To do: From the listing below, work out how many lines contain "горячего". Reply with that number only.

Data lines:

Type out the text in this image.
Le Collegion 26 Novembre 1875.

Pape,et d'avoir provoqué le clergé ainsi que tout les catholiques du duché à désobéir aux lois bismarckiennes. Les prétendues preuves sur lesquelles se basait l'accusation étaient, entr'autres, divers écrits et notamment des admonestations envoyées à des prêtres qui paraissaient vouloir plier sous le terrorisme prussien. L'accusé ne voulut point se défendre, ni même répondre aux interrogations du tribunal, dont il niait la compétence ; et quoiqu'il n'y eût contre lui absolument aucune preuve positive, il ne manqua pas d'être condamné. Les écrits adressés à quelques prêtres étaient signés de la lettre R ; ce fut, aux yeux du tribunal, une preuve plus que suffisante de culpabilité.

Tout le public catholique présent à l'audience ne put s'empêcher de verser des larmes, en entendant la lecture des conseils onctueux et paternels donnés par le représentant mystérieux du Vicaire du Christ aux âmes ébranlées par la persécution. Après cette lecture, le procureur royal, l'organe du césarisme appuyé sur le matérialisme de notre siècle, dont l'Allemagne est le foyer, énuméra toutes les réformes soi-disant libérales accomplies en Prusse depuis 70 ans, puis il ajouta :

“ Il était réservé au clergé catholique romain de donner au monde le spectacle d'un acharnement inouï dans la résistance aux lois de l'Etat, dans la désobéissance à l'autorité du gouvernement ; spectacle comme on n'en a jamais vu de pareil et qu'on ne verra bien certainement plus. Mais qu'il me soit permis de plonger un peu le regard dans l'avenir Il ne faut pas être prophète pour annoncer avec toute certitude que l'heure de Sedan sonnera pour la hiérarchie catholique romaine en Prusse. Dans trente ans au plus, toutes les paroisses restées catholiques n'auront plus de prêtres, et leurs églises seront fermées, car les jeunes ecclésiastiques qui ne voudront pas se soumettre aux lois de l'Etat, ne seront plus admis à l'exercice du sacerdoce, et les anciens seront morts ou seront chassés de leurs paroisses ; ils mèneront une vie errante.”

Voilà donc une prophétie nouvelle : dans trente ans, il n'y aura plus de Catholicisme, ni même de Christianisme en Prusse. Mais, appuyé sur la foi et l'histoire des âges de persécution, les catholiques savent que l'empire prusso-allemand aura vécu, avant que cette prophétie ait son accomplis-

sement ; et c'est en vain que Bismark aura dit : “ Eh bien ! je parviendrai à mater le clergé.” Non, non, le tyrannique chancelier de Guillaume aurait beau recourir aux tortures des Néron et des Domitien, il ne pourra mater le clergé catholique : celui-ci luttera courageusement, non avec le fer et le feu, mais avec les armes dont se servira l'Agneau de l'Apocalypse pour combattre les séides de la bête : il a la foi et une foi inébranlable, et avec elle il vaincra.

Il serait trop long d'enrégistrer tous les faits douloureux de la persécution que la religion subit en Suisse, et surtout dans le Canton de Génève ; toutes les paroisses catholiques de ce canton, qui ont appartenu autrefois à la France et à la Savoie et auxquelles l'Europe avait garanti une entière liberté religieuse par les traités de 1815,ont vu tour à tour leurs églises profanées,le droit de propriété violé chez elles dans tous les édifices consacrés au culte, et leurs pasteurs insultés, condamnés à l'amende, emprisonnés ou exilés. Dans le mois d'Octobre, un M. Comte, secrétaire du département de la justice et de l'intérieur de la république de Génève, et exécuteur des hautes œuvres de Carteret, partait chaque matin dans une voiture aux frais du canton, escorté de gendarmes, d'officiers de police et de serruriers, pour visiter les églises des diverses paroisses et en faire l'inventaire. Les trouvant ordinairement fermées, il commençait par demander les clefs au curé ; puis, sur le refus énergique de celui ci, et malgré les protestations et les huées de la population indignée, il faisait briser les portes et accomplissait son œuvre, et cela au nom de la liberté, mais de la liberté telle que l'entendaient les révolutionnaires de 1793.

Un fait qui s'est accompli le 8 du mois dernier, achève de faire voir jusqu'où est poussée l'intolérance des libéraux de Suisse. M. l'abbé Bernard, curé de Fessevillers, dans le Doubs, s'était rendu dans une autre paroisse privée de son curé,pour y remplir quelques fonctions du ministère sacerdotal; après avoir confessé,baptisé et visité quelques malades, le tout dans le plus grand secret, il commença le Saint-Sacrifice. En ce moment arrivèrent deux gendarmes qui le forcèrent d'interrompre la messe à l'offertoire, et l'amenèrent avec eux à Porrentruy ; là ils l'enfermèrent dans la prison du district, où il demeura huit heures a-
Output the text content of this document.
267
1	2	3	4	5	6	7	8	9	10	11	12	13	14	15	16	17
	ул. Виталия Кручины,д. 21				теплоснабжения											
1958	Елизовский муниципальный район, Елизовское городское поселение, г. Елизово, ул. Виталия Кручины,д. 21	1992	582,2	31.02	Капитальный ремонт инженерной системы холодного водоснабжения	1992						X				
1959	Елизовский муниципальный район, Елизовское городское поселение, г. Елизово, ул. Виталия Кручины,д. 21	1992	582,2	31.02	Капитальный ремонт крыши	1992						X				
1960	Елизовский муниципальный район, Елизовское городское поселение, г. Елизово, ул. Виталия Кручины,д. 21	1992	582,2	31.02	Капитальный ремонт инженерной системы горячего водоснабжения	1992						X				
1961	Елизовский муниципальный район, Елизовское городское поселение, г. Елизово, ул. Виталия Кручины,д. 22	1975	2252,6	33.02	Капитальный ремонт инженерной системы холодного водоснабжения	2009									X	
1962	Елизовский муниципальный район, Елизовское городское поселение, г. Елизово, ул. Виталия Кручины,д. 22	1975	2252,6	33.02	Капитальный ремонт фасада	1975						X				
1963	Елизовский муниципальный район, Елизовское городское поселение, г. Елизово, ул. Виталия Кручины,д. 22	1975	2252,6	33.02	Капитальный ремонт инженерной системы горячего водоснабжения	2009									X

Solution for this task: 2